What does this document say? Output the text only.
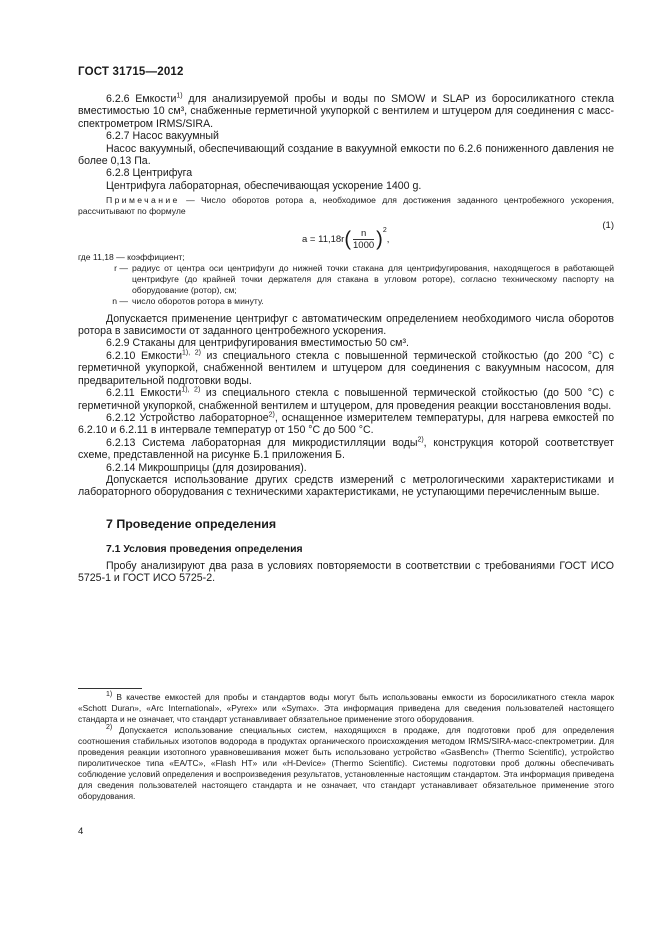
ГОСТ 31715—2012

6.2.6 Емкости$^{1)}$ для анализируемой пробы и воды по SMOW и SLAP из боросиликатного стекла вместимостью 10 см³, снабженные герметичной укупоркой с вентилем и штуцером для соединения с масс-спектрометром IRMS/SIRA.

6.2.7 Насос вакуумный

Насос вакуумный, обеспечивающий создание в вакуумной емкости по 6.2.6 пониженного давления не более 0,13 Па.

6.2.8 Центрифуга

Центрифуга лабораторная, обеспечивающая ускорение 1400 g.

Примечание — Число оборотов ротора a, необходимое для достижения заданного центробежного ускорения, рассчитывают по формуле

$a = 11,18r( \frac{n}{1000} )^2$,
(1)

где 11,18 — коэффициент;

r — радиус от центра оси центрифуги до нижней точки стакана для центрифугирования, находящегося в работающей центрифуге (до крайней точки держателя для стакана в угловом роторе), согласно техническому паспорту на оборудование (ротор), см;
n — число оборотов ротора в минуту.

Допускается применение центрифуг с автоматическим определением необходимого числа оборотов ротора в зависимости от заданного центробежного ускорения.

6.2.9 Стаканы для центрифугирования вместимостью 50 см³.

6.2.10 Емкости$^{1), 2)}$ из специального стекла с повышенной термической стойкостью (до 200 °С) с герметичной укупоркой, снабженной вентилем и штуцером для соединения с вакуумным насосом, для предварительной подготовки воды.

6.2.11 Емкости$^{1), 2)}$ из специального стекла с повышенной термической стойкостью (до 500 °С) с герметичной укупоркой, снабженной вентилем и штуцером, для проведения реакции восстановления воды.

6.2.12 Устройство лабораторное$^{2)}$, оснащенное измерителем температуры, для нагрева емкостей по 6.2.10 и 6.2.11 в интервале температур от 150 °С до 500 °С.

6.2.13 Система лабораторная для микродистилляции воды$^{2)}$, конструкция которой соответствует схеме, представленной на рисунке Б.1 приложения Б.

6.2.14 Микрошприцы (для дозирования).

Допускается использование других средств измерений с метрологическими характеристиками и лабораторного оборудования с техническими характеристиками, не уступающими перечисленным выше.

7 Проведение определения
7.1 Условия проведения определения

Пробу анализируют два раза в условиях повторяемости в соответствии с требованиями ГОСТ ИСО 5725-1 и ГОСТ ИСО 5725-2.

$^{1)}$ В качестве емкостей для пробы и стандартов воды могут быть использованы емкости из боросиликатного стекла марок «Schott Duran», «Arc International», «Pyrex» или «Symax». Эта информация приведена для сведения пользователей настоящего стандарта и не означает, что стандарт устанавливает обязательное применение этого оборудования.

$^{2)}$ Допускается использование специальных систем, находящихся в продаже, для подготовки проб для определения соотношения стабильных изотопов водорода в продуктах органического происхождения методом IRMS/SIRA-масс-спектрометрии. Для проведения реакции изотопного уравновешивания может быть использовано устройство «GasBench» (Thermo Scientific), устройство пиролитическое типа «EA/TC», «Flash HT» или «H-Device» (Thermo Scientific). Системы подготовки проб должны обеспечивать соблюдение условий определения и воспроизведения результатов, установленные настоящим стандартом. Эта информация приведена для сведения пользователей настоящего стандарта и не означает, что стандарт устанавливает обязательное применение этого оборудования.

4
★ ★ ★ ★
- WRITTEN REQUEST
Extract every line above containing the word "Центрифуга".

- FINISHED EXERCISE
6.2.8 Центрифуга
Центрифуга лабораторная, обеспечивающая ускорение 1400 g.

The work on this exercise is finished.